**Short exercise**. Output the data exactly, with every line intact.

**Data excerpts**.
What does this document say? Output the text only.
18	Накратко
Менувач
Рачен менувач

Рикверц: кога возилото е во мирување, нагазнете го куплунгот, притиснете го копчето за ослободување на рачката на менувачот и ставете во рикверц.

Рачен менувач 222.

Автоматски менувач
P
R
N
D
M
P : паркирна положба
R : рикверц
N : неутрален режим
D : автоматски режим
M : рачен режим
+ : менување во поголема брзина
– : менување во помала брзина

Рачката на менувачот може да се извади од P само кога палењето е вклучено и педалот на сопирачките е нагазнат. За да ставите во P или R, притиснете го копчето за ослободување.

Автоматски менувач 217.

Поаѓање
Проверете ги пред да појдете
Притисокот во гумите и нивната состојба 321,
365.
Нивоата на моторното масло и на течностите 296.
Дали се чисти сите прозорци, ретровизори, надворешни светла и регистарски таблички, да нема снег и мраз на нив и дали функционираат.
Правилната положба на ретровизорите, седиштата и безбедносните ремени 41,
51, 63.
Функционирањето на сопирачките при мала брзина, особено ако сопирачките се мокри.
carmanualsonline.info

**Response**.
What does this document say? Output the text only.
18	Накратко
Менувач
Рачен менувач

Рикверц: кога возилото е во мирување, нагазнете го куплунгот, притиснете го копчето за ослободување на рачката на менувачот и ставете во рикверц.

Рачен менувач 222.

Автоматски менувач
P
R
N
D
M
P : паркирна положба
R : рикверц
N : неутрален режим
D : автоматски режим
M : рачен режим
+ : менување во поголема брзина
– : менување во помала брзина

Рачката на менувачот може да се извади од P само кога палењето е вклучено и педалот на сопирачките е нагазнат. За да ставите во P или R, притиснете го копчето за ослободување.

Автоматски менувач 217.

Поаѓање
Проверете ги пред да појдете
Притисокот во гумите и нивната состојба 321,
365.
Нивоата на моторното масло и на течностите 296.
Дали се чисти сите прозорци, ретровизори, надворешни светла и регистарски таблички, да нема снег и мраз на нив и дали функционираат.
Правилната положба на ретровизорите, седиштата и безбедносните ремени 41,
51, 63.
Функционирањето на сопирачките при мала брзина, особено ако сопирачките се мокри.
carmanualsonline.info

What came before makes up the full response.